▸ The problem
Look through the data below and report how many lines include "value". Only the number should be given.

[Data records]
+--

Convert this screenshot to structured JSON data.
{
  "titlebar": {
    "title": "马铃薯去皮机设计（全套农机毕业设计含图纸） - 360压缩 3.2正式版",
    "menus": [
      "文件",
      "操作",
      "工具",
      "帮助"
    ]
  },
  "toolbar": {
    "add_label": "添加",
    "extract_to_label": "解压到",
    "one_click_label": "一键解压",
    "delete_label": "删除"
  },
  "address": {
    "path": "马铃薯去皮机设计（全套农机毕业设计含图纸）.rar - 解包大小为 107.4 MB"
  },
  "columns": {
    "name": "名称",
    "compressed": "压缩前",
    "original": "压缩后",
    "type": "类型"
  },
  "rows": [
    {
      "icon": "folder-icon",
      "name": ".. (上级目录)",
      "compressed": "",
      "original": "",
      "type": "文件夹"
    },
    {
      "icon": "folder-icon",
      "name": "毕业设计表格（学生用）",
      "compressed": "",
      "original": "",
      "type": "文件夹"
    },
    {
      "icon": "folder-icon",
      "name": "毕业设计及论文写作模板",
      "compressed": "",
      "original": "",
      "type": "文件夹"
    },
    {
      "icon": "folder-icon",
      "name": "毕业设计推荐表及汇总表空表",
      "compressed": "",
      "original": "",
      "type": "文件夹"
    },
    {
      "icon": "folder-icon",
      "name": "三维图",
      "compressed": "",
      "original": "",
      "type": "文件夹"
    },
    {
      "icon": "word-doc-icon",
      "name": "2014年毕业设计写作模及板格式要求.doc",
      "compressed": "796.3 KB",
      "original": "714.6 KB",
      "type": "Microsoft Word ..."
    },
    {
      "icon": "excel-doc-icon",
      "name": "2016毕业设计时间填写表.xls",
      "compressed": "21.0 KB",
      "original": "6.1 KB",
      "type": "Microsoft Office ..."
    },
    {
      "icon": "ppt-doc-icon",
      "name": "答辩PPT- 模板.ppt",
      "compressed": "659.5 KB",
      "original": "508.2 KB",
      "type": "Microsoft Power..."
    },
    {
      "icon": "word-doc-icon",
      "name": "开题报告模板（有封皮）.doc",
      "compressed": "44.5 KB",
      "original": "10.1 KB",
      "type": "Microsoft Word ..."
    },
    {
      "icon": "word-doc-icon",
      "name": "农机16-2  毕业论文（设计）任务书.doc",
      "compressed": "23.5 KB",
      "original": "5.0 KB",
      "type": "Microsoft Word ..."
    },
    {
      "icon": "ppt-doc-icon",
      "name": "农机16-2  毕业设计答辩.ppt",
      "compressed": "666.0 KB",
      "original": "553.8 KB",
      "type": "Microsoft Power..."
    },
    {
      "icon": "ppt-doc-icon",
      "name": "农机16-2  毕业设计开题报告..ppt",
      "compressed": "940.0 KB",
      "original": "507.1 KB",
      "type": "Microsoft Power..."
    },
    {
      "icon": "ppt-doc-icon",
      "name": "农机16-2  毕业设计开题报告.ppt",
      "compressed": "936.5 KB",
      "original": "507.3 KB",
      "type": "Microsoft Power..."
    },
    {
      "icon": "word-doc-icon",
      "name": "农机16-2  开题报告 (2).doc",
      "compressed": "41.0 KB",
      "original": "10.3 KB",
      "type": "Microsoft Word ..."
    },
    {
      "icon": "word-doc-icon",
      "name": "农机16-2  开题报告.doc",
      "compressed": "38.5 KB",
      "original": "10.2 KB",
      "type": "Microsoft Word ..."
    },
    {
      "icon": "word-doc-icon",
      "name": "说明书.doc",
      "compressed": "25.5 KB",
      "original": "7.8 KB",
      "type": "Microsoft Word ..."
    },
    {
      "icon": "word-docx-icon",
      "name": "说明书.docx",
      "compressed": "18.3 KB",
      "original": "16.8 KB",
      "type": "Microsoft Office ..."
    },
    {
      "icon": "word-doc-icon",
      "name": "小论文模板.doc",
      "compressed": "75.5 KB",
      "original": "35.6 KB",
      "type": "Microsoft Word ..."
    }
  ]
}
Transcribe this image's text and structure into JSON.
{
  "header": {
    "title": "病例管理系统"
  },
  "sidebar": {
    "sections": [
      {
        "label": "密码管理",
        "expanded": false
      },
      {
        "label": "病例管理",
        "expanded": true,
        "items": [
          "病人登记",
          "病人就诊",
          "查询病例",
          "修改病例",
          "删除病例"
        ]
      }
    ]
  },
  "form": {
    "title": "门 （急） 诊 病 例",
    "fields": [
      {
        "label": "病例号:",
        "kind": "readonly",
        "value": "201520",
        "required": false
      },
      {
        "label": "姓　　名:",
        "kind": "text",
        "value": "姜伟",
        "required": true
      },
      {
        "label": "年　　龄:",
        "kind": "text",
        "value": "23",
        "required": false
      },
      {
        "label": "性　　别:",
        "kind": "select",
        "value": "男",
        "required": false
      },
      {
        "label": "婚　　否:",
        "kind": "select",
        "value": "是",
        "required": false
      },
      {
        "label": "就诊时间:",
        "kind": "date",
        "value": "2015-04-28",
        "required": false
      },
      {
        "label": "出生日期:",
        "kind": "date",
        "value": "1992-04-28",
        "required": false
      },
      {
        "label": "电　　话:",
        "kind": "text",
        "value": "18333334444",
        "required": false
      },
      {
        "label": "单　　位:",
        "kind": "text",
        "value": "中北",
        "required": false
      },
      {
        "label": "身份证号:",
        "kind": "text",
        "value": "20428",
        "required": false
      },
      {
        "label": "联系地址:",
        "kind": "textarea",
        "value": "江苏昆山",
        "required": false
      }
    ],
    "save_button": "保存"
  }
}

+--

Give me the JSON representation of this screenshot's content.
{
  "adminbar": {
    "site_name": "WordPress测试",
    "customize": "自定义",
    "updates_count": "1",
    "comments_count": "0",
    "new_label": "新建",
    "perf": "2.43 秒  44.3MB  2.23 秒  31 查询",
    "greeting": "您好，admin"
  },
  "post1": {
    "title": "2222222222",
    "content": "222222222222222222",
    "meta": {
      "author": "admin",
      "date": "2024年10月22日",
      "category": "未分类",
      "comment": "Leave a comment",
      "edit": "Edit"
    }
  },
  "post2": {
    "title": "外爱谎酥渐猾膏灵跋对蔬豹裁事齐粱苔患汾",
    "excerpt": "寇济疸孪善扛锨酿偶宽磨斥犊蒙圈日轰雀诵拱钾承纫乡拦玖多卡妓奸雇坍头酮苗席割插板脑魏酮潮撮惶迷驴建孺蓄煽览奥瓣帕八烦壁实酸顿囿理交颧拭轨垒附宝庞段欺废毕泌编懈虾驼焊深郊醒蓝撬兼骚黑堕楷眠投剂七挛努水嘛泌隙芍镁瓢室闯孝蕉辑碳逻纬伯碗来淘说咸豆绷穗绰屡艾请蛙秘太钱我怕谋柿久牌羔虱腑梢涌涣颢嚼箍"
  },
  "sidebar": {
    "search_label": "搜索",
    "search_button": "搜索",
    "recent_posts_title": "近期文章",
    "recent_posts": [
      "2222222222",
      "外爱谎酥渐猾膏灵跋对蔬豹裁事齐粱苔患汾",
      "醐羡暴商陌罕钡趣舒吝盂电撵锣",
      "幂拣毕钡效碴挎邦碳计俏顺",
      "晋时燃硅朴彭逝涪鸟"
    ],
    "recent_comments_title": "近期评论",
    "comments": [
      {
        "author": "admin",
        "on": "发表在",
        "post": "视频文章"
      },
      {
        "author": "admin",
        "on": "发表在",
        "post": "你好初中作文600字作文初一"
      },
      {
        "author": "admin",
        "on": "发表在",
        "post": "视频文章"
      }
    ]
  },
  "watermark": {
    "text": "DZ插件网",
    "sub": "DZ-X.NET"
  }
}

+--

▸ Solution
11